§ **EXERCISE GOAL**:
Emit the entire listing verbatim.

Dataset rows

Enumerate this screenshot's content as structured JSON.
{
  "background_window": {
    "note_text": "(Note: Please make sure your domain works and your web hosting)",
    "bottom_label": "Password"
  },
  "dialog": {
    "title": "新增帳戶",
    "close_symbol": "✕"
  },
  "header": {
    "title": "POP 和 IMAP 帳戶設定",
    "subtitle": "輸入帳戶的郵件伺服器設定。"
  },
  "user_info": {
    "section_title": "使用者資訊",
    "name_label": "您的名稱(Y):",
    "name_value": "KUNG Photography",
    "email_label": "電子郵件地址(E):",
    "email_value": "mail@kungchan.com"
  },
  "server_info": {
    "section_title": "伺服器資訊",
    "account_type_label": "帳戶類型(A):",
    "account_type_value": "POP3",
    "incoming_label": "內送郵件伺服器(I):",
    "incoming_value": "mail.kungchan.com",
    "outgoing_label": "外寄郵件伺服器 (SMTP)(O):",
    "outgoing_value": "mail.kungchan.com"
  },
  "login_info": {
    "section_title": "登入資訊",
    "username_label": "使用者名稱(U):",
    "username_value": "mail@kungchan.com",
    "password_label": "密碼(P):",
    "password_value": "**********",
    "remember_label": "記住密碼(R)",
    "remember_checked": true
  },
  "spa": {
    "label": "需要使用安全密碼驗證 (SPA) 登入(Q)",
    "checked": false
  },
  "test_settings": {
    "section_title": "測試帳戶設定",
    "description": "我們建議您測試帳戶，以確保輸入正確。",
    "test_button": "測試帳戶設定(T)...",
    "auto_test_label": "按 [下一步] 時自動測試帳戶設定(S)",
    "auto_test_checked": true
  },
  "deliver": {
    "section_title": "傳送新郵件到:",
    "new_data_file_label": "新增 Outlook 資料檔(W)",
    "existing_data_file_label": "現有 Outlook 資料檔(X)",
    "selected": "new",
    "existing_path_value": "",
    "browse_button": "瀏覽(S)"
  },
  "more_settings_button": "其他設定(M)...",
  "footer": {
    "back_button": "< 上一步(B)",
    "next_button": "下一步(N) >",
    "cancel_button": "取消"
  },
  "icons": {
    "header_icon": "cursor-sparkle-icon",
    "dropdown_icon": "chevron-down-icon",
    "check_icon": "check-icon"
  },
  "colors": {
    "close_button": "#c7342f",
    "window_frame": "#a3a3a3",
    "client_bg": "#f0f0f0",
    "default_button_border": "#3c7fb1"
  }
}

§ **SOLUTION FOR THIS PROBLEM**:
Enumerate this screenshot's content as structured JSON.
{
  "background_window": {
    "note_text": "(Note: Please make sure your domain works and your web hosting)",
    "bottom_label": "Password"
  },
  "dialog": {
    "title": "新增帳戶",
    "close_symbol": "✕"
  },
  "header": {
    "title": "POP 和 IMAP 帳戶設定",
    "subtitle": "輸入帳戶的郵件伺服器設定。"
  },
  "user_info": {
    "section_title": "使用者資訊",
    "name_label": "您的名稱(Y):",
    "name_value": "KUNG Photography",
    "email_label": "電子郵件地址(E):",
    "email_value": "mail@kungchan.com"
  },
  "server_info": {
    "section_title": "伺服器資訊",
    "account_type_label": "帳戶類型(A):",
    "account_type_value": "POP3",
    "incoming_label": "內送郵件伺服器(I):",
    "incoming_value": "mail.kungchan.com",
    "outgoing_label": "外寄郵件伺服器 (SMTP)(O):",
    "outgoing_value": "mail.kungchan.com"
  },
  "login_info": {
    "section_title": "登入資訊",
    "username_label": "使用者名稱(U):",
    "username_value": "mail@kungchan.com",
    "password_label": "密碼(P):",
    "password_value": "**********",
    "remember_label": "記住密碼(R)",
    "remember_checked": true
  },
  "spa": {
    "label": "需要使用安全密碼驗證 (SPA) 登入(Q)",
    "checked": false
  },
  "test_settings": {
    "section_title": "測試帳戶設定",
    "description": "我們建議您測試帳戶，以確保輸入正確。",
    "test_button": "測試帳戶設定(T)...",
    "auto_test_label": "按 [下一步] 時自動測試帳戶設定(S)",
    "auto_test_checked": true
  },
  "deliver": {
    "section_title": "傳送新郵件到:",
    "new_data_file_label": "新增 Outlook 資料檔(W)",
    "existing_data_file_label": "現有 Outlook 資料檔(X)",
    "selected": "new",
    "existing_path_value": "",
    "browse_button": "瀏覽(S)"
  },
  "more_settings_button": "其他設定(M)...",
  "footer": {
    "back_button": "< 上一步(B)",
    "next_button": "下一步(N) >",
    "cancel_button": "取消"
  },
  "icons": {
    "header_icon": "cursor-sparkle-icon",
    "dropdown_icon": "chevron-down-icon",
    "check_icon": "check-icon"
  },
  "colors": {
    "close_button": "#c7342f",
    "window_frame": "#a3a3a3",
    "client_bg": "#f0f0f0",
    "default_button_border": "#3c7fb1"
  }
}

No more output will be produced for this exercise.